#### Entries provided ####
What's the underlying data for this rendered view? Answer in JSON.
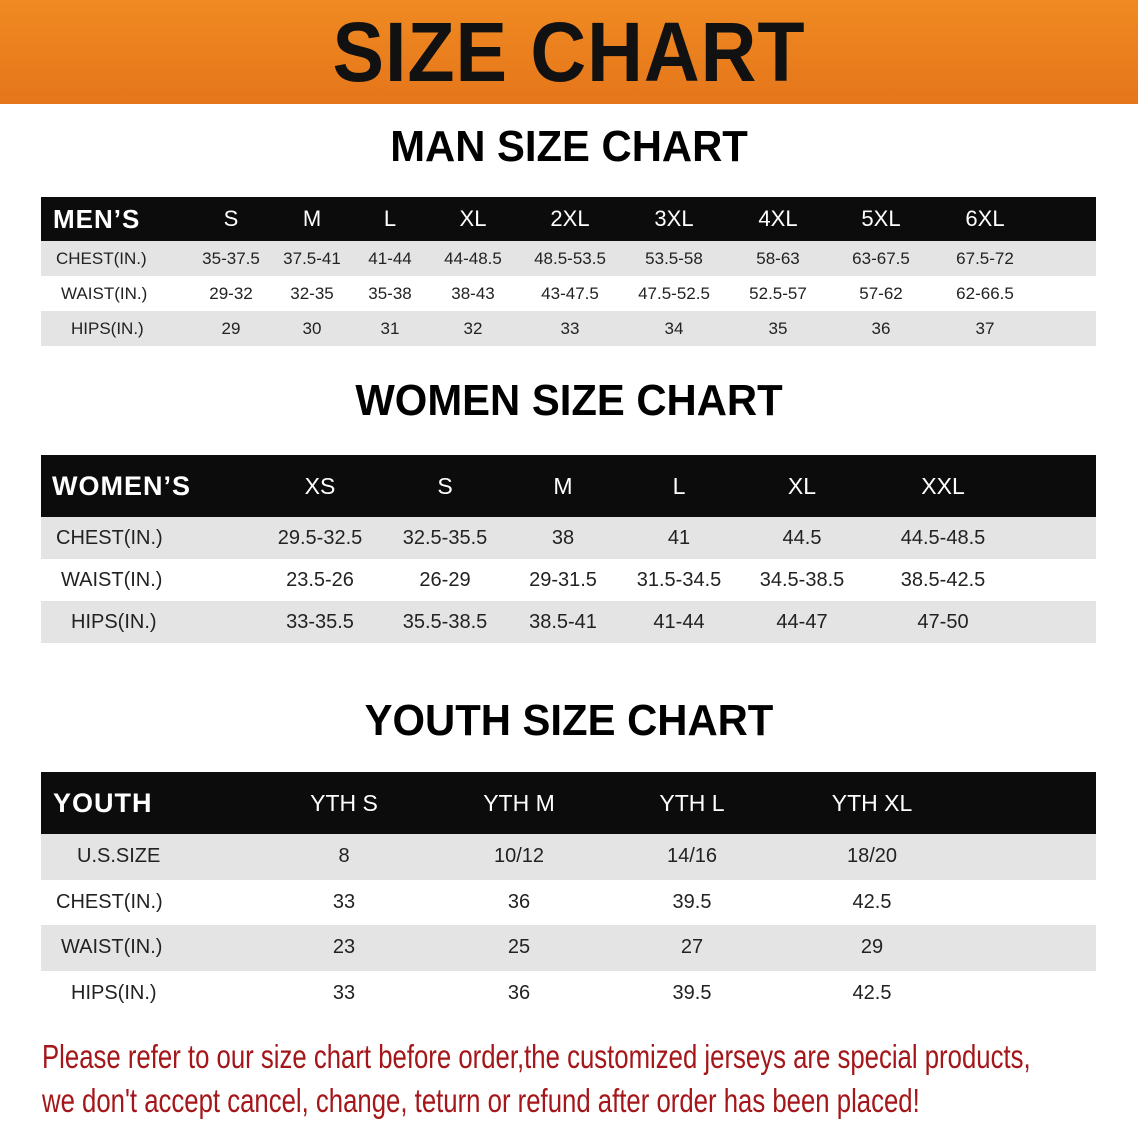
{
  "banner": {
    "title": "SIZE CHART",
    "color": "#e8781a"
  },
  "men": {
    "title": "MAN SIZE CHART",
    "header": [
      "MEN’S",
      "S",
      "M",
      "L",
      "XL",
      "2XL",
      "3XL",
      "4XL",
      "5XL",
      "6XL"
    ],
    "rows": [
      [
        "CHEST(IN.)",
        "35-37.5",
        "37.5-41",
        "41-44",
        "44-48.5",
        "48.5-53.5",
        "53.5-58",
        "58-63",
        "63-67.5",
        "67.5-72"
      ],
      [
        "WAIST(IN.)",
        "29-32",
        "32-35",
        "35-38",
        "38-43",
        "43-47.5",
        "47.5-52.5",
        "52.5-57",
        "57-62",
        "62-66.5"
      ],
      [
        "HIPS(IN.)",
        "29",
        "30",
        "31",
        "32",
        "33",
        "34",
        "35",
        "36",
        "37"
      ]
    ]
  },
  "women": {
    "title": "WOMEN SIZE CHART",
    "header": [
      "WOMEN’S",
      "XS",
      "S",
      "M",
      "L",
      "XL",
      "XXL"
    ],
    "rows": [
      [
        "CHEST(IN.)",
        "29.5-32.5",
        "32.5-35.5",
        "38",
        "41",
        "44.5",
        "44.5-48.5"
      ],
      [
        "WAIST(IN.)",
        "23.5-26",
        "26-29",
        "29-31.5",
        "31.5-34.5",
        "34.5-38.5",
        "38.5-42.5"
      ],
      [
        "HIPS(IN.)",
        "33-35.5",
        "35.5-38.5",
        "38.5-41",
        "41-44",
        "44-47",
        "47-50"
      ]
    ]
  },
  "youth": {
    "title": "YOUTH SIZE CHART",
    "header": [
      "YOUTH",
      "YTH S",
      "YTH M",
      "YTH L",
      "YTH XL"
    ],
    "rows": [
      [
        "U.S.SIZE",
        "8",
        "10/12",
        "14/16",
        "18/20"
      ],
      [
        "CHEST(IN.)",
        "33",
        "36",
        "39.5",
        "42.5"
      ],
      [
        "WAIST(IN.)",
        "23",
        "25",
        "27",
        "29"
      ],
      [
        "HIPS(IN.)",
        "33",
        "36",
        "39.5",
        "42.5"
      ]
    ]
  },
  "notice": {
    "line1": "Please refer to our size chart before order,the customized jerseys are special products,",
    "line2": "we don't accept cancel, change, teturn or refund after order has been placed!",
    "color": "#a4161a"
  }
}
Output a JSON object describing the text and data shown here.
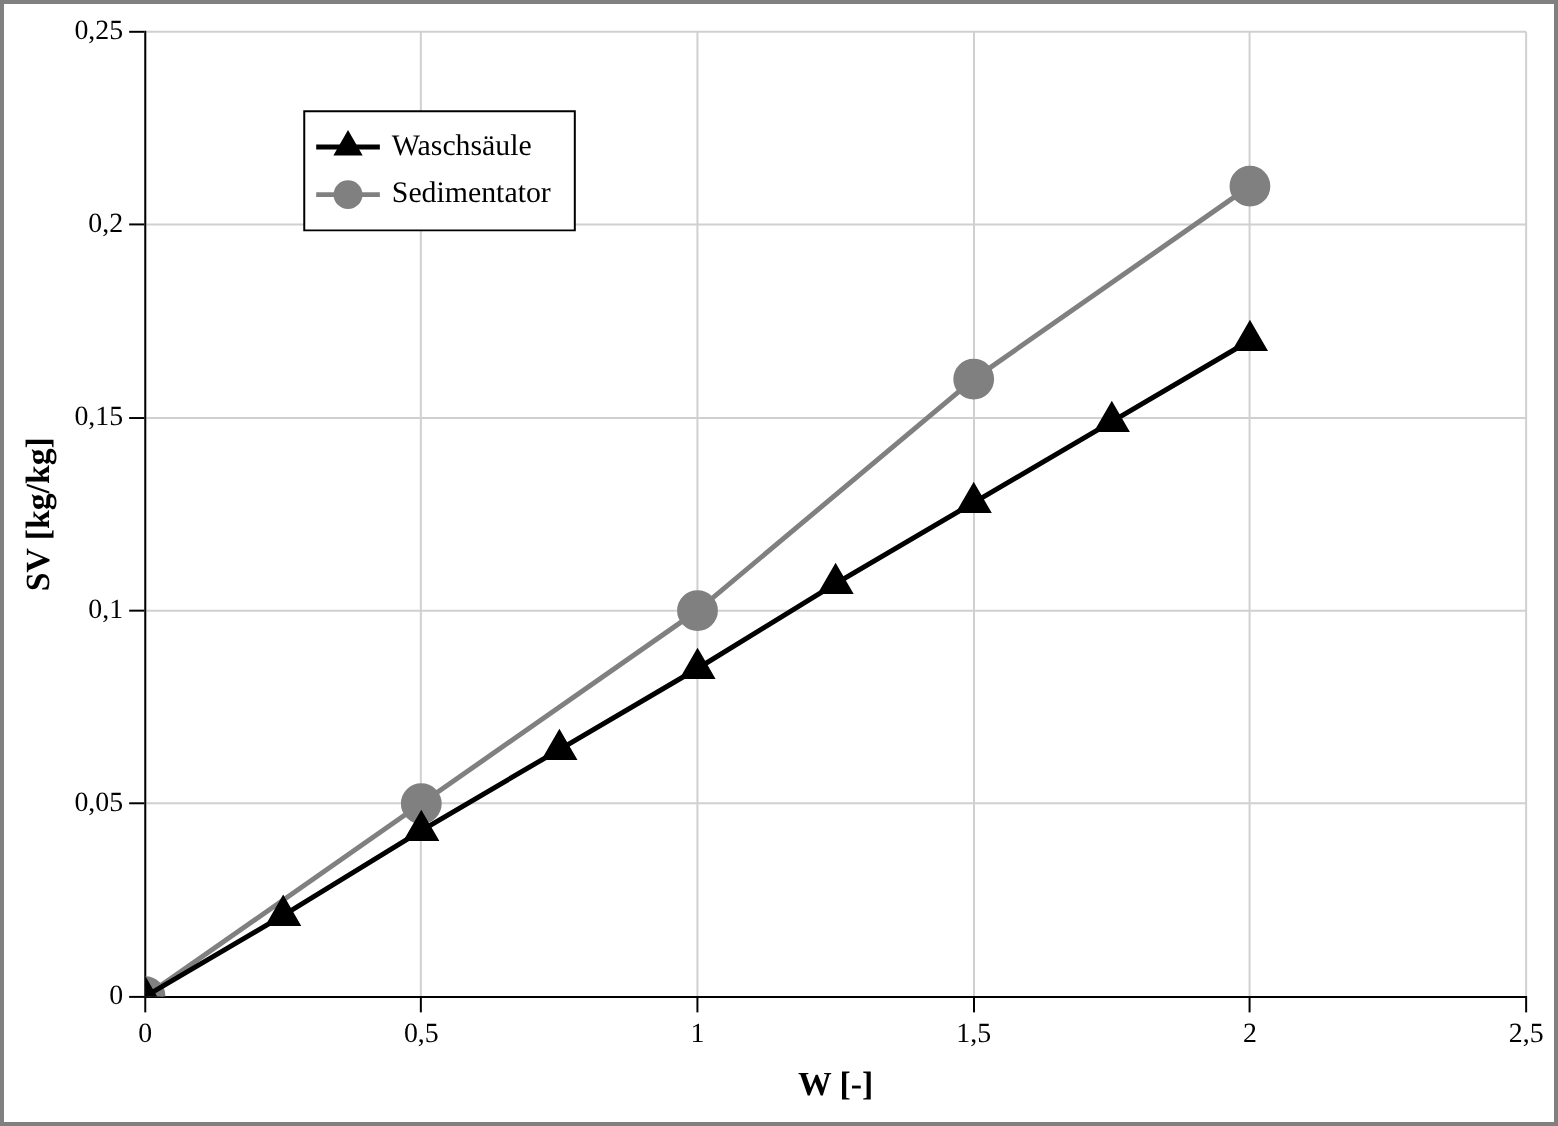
{
  "chart_data": {
    "type": "line",
    "xlabel": "W [-]",
    "ylabel": "SV [kg/kg]",
    "xlim": [
      0,
      2.5
    ],
    "xticks": [
      0,
      {
        "value": 0.5,
        "label": "0,5"
      },
      1,
      {
        "value": 1.5,
        "label": "1,5"
      },
      2,
      {
        "value": 2.5,
        "label": "2,5"
      }
    ],
    "ylim": [
      0,
      0.25
    ],
    "yticks": [
      0,
      {
        "value": 0.05,
        "label": "0,05"
      },
      {
        "value": 0.1,
        "label": "0,1"
      },
      {
        "value": 0.15,
        "label": "0,15"
      },
      {
        "value": 0.2,
        "label": "0,2"
      },
      {
        "value": 0.25,
        "label": "0,25"
      }
    ],
    "grid": true,
    "legend": "top left",
    "line_style": "solid",
    "series": [
      {
        "name": "Waschsäule",
        "color": "#000000",
        "marker": "triangle",
        "x": [
          0,
          0.25,
          0.5,
          0.75,
          1,
          1.25,
          1.5,
          1.75,
          2
        ],
        "values": [
          0,
          0.021,
          0.043,
          0.064,
          0.085,
          0.107,
          0.128,
          0.149,
          0.17
        ]
      },
      {
        "name": "Sedimentator",
        "color": "#808080",
        "marker": "circle",
        "x": [
          0,
          0.5,
          1,
          1.5,
          2
        ],
        "values": [
          0,
          0.05,
          0.1,
          0.16,
          0.21
        ]
      }
    ]
  }
}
####
## Task prompt
Your copy should repeat each entry above exactly but contain no pictures.

## Result
What's the underlying data for this rendered view? Answer in JSON.
{
  "banner": {
    "title": "SIZE CHART",
    "color": "#e8781a"
  },
  "men": {
    "title": "MAN SIZE CHART",
    "header": [
      "MEN’S",
      "S",
      "M",
      "L",
      "XL",
      "2XL",
      "3XL",
      "4XL",
      "5XL",
      "6XL"
    ],
    "rows": [
      [
        "CHEST(IN.)",
        "35-37.5",
        "37.5-41",
        "41-44",
        "44-48.5",
        "48.5-53.5",
        "53.5-58",
        "58-63",
        "63-67.5",
        "67.5-72"
      ],
      [
        "WAIST(IN.)",
        "29-32",
        "32-35",
        "35-38",
        "38-43",
        "43-47.5",
        "47.5-52.5",
        "52.5-57",
        "57-62",
        "62-66.5"
      ],
      [
        "HIPS(IN.)",
        "29",
        "30",
        "31",
        "32",
        "33",
        "34",
        "35",
        "36",
        "37"
      ]
    ]
  },
  "women": {
    "title": "WOMEN SIZE CHART",
    "header": [
      "WOMEN’S",
      "XS",
      "S",
      "M",
      "L",
      "XL",
      "XXL"
    ],
    "rows": [
      [
        "CHEST(IN.)",
        "29.5-32.5",
        "32.5-35.5",
        "38",
        "41",
        "44.5",
        "44.5-48.5"
      ],
      [
        "WAIST(IN.)",
        "23.5-26",
        "26-29",
        "29-31.5",
        "31.5-34.5",
        "34.5-38.5",
        "38.5-42.5"
      ],
      [
        "HIPS(IN.)",
        "33-35.5",
        "35.5-38.5",
        "38.5-41",
        "41-44",
        "44-47",
        "47-50"
      ]
    ]
  },
  "youth": {
    "title": "YOUTH SIZE CHART",
    "header": [
      "YOUTH",
      "YTH S",
      "YTH M",
      "YTH L",
      "YTH XL"
    ],
    "rows": [
      [
        "U.S.SIZE",
        "8",
        "10/12",
        "14/16",
        "18/20"
      ],
      [
        "CHEST(IN.)",
        "33",
        "36",
        "39.5",
        "42.5"
      ],
      [
        "WAIST(IN.)",
        "23",
        "25",
        "27",
        "29"
      ],
      [
        "HIPS(IN.)",
        "33",
        "36",
        "39.5",
        "42.5"
      ]
    ]
  },
  "notice": {
    "line1": "Please refer to our size chart before order,the customized jerseys are special products,",
    "line2": "we don't accept cancel, change, teturn or refund after order has been placed!",
    "color": "#a4161a"
  }
}
Output a JSON object describing the text and data shown here.
{
  "chart_data": {
    "type": "line",
    "xlabel": "W [-]",
    "ylabel": "SV [kg/kg]",
    "xlim": [
      0,
      2.5
    ],
    "xticks": [
      0,
      {
        "value": 0.5,
        "label": "0,5"
      },
      1,
      {
        "value": 1.5,
        "label": "1,5"
      },
      2,
      {
        "value": 2.5,
        "label": "2,5"
      }
    ],
    "ylim": [
      0,
      0.25
    ],
    "yticks": [
      0,
      {
        "value": 0.05,
        "label": "0,05"
      },
      {
        "value": 0.1,
        "label": "0,1"
      },
      {
        "value": 0.15,
        "label": "0,15"
      },
      {
        "value": 0.2,
        "label": "0,2"
      },
      {
        "value": 0.25,
        "label": "0,25"
      }
    ],
    "grid": true,
    "legend": "top left",
    "line_style": "solid",
    "series": [
      {
        "name": "Waschsäule",
        "color": "#000000",
        "marker": "triangle",
        "x": [
          0,
          0.25,
          0.5,
          0.75,
          1,
          1.25,
          1.5,
          1.75,
          2
        ],
        "values": [
          0,
          0.021,
          0.043,
          0.064,
          0.085,
          0.107,
          0.128,
          0.149,
          0.17
        ]
      },
      {
        "name": "Sedimentator",
        "color": "#808080",
        "marker": "circle",
        "x": [
          0,
          0.5,
          1,
          1.5,
          2
        ],
        "values": [
          0,
          0.05,
          0.1,
          0.16,
          0.21
        ]
      }
    ]
  }
}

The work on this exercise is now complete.